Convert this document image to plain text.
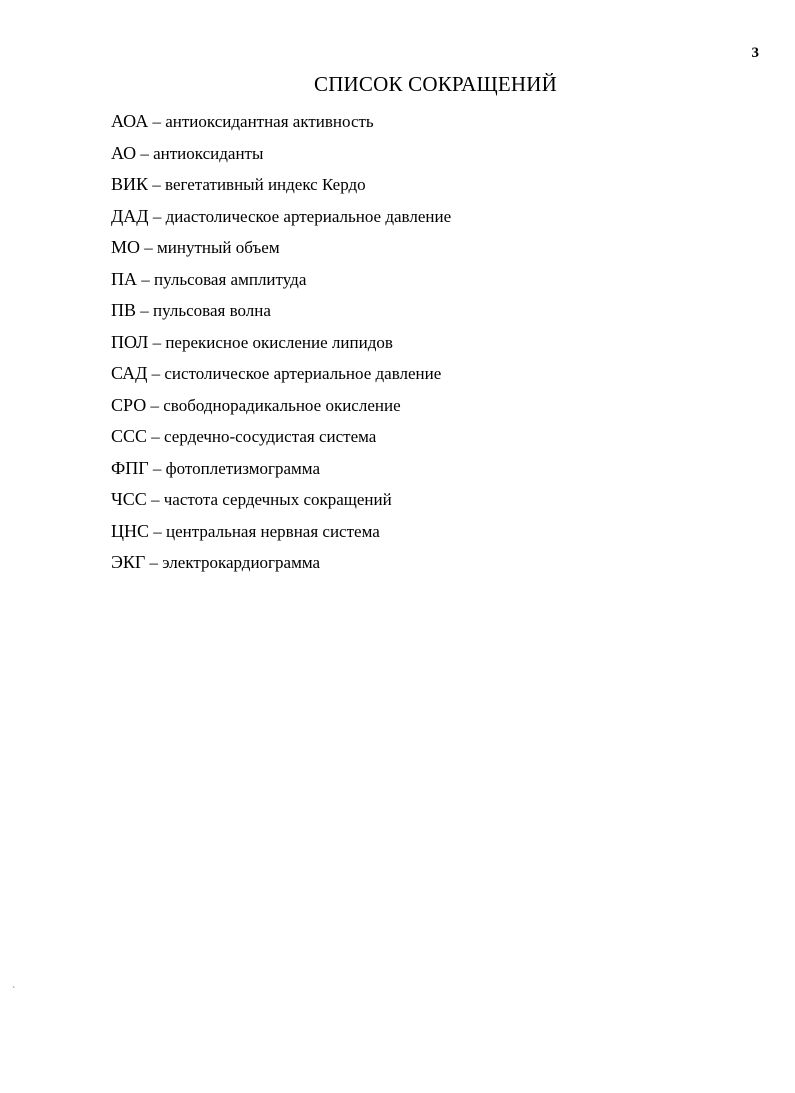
3
СПИСОК СОКРАЩЕНИЙ
АОА – антиоксидантная активность
АО – антиоксиданты
ВИК – вегетативный индекс Кердо
ДАД – диастолическое артериальное давление
МО – минутный объем
ПА – пульсовая амплитуда
ПВ – пульсовая волна
ПОЛ – перекисное окисление липидов
САД – систолическое артериальное давление
СРО – свободнорадикальное окисление
ССС – сердечно-сосудистая система
ФПГ – фотоплетизмограмма
ЧСС – частота сердечных сокращений
ЦНС – центральная нервная система
ЭКГ – электрокардиограмма
`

▶ Objective
Transcribe the material as is, with images omitted.

▶ Answer for this exercise
Convert this document image to plain text.
3
СПИСОК СОКРАЩЕНИЙ
АОА – антиоксидантная активность
АО – антиоксиданты
ВИК – вегетативный индекс Кердо
ДАД – диастолическое артериальное давление
МО – минутный объем
ПА – пульсовая амплитуда
ПВ – пульсовая волна
ПОЛ – перекисное окисление липидов
САД – систолическое артериальное давление
СРО – свободнорадикальное окисление
ССС – сердечно-сосудистая система
ФПГ – фотоплетизмограмма
ЧСС – частота сердечных сокращений
ЦНС – центральная нервная система
ЭКГ – электрокардиограмма
`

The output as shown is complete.